#### Given problem
Copy out each line of the listing that has the word "팔꿈치관절" in it.

#### Material provided
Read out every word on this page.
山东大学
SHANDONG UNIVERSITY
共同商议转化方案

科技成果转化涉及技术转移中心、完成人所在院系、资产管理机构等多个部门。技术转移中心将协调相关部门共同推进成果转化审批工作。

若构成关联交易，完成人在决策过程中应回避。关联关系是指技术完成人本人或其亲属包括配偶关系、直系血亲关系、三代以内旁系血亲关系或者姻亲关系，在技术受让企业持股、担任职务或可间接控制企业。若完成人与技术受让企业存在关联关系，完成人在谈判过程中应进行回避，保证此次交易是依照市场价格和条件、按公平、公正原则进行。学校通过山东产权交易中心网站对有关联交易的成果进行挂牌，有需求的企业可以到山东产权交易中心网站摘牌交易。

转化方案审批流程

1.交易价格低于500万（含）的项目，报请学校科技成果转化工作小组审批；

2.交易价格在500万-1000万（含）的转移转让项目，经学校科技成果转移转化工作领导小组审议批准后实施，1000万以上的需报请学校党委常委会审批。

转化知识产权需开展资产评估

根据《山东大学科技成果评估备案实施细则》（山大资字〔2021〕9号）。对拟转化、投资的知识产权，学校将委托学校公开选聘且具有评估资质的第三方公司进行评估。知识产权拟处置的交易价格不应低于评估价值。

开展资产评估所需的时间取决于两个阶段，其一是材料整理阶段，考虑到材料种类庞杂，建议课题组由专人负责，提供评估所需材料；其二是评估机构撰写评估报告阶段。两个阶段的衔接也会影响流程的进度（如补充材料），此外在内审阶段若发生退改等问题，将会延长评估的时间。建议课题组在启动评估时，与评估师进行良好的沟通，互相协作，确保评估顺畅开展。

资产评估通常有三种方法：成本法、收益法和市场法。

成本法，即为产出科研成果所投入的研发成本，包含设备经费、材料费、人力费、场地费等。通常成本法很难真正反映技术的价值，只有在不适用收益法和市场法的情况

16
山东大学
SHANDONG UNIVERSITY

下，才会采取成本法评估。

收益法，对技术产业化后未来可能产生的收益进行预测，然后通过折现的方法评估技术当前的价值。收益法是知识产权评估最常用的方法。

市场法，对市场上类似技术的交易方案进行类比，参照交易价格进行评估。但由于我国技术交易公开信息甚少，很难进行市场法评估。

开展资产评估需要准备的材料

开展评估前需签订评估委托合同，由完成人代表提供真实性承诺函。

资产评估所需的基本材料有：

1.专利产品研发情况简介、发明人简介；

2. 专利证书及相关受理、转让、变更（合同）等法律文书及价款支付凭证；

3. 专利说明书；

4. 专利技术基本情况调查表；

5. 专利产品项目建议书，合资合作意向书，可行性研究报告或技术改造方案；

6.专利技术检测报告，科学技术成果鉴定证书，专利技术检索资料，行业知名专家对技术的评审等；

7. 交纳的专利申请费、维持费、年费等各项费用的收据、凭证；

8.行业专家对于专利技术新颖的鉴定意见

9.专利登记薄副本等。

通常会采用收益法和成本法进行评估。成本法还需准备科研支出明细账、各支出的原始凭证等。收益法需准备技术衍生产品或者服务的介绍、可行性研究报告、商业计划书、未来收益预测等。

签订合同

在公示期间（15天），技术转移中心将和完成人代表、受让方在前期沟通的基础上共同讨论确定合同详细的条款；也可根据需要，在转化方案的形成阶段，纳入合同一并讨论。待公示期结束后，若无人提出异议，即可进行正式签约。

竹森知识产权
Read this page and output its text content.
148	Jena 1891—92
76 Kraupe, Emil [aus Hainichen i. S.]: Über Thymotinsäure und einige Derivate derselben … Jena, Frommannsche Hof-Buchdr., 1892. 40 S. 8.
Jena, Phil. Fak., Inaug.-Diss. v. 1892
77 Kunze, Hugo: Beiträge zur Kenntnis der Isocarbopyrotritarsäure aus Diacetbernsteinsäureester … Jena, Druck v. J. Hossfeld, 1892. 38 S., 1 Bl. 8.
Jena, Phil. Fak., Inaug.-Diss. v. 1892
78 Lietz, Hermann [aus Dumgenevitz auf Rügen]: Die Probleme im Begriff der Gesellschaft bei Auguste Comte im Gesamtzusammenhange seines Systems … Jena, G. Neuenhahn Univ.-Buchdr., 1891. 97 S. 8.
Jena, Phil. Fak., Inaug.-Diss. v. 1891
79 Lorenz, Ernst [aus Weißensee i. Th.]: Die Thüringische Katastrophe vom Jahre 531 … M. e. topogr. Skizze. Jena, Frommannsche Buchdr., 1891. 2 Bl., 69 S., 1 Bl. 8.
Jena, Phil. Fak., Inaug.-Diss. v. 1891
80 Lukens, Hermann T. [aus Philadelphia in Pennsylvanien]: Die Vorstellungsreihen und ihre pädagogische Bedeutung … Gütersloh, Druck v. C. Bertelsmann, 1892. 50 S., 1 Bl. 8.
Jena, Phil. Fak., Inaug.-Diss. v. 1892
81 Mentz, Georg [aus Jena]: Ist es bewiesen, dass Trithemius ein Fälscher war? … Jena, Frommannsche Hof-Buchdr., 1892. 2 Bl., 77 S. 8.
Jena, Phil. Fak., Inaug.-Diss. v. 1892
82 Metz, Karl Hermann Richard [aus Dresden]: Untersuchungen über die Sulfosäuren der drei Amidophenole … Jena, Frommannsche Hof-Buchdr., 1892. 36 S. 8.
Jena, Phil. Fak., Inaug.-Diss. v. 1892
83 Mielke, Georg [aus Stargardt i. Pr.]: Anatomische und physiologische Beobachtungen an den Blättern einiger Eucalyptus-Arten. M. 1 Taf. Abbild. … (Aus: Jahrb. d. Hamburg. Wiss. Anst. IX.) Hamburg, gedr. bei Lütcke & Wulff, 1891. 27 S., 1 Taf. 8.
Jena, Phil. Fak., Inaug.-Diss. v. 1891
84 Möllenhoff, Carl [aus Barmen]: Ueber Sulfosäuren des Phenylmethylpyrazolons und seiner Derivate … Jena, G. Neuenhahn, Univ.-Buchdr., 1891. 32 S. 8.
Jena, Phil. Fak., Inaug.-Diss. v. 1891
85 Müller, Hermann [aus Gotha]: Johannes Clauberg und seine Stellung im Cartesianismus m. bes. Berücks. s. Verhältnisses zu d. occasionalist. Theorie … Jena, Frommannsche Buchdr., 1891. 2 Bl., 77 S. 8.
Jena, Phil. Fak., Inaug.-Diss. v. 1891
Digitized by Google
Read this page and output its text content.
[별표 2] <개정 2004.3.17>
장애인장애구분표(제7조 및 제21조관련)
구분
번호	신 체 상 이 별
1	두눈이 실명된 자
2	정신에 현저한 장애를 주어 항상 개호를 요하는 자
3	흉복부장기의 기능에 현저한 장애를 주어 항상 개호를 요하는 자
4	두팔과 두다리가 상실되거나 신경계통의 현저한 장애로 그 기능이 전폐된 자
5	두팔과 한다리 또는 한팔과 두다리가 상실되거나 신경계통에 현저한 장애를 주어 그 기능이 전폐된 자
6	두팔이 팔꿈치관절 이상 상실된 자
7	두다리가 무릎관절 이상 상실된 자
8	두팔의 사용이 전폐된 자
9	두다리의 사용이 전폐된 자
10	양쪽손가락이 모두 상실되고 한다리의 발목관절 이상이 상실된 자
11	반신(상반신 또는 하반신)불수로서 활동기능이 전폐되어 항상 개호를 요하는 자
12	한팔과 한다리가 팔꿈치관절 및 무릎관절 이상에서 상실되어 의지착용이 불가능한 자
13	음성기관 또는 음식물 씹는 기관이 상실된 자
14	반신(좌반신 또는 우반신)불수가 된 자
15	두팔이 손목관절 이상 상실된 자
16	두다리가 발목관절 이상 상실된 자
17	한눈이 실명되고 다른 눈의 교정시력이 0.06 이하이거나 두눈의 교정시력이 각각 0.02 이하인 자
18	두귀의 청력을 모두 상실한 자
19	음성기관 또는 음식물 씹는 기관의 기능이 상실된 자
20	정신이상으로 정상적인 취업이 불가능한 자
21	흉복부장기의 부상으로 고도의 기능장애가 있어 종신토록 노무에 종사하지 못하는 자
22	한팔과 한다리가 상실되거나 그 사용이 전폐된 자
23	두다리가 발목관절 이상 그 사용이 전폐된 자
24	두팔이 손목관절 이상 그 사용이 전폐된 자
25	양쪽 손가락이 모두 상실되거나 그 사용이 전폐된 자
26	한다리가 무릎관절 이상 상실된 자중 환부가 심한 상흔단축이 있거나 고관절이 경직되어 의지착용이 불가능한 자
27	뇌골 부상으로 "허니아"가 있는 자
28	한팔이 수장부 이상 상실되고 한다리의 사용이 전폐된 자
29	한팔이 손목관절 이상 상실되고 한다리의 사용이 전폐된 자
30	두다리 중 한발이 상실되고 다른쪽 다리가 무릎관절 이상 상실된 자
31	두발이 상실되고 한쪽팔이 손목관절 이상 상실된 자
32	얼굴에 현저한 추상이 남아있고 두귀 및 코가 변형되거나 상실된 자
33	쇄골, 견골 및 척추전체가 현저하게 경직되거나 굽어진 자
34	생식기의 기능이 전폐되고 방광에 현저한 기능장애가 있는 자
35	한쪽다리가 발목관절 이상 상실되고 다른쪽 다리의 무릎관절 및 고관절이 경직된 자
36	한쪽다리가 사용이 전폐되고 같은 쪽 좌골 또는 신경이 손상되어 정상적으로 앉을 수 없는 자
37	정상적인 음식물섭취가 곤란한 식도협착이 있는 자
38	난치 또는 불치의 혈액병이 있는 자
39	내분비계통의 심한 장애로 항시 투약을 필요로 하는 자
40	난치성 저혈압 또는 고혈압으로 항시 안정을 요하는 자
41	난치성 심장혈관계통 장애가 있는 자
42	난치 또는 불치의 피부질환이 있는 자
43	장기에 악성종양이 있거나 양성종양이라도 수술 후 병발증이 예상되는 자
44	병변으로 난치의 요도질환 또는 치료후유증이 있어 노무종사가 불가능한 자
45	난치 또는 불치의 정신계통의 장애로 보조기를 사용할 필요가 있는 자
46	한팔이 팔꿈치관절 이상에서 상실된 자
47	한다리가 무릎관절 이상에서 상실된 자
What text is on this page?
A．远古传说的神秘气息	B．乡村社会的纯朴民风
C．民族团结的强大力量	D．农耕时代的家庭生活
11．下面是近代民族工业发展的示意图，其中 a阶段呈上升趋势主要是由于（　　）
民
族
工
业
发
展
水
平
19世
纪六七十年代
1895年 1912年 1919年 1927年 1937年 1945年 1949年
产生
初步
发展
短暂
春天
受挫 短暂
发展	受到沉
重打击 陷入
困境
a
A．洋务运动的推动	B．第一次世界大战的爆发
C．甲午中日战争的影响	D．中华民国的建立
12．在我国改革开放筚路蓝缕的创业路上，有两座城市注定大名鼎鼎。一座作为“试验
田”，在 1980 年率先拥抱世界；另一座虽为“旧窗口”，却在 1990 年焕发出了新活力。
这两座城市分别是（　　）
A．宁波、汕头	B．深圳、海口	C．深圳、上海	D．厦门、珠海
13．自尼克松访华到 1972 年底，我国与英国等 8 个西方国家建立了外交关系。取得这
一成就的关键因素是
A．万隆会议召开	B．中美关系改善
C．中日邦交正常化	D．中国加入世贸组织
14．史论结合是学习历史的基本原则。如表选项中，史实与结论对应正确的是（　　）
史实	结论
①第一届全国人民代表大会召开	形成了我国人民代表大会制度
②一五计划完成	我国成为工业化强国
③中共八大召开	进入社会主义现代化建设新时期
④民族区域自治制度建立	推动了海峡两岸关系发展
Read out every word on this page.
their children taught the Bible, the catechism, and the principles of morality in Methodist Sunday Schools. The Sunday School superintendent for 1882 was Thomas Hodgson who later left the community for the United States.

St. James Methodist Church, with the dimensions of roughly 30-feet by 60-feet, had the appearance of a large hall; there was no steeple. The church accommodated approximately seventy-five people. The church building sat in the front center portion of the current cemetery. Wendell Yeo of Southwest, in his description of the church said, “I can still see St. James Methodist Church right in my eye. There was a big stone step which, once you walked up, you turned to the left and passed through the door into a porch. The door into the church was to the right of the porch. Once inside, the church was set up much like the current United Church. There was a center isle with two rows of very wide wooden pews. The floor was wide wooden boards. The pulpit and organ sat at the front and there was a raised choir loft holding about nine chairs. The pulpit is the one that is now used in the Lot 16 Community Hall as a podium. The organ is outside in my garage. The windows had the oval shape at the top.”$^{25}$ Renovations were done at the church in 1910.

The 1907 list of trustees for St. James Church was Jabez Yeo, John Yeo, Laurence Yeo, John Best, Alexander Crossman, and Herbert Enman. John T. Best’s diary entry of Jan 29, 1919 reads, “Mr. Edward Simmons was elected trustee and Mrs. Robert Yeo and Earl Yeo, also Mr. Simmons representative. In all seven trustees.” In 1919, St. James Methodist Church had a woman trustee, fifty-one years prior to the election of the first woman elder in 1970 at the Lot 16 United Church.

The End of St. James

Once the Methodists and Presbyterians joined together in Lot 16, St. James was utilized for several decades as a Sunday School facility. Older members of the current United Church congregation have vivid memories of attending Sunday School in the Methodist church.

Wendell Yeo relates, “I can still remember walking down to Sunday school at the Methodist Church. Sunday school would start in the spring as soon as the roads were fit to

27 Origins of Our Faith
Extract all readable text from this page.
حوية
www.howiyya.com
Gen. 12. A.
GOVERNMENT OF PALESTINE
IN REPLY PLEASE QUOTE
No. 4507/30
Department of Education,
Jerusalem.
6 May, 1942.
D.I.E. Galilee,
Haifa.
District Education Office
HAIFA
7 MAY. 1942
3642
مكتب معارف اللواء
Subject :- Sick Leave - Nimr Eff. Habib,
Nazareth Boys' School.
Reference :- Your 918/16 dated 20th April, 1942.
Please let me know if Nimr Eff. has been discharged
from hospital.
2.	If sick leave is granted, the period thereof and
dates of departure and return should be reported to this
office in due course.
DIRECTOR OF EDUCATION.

#### Solved problem
6	두팔이 팔꿈치관절 이상 상실된 자
12	한팔과 한다리가 팔꿈치관절 및 무릎관절 이상에서 상실되어 의지착용이 불가능한 자
46	한팔이 팔꿈치관절 이상에서 상실된 자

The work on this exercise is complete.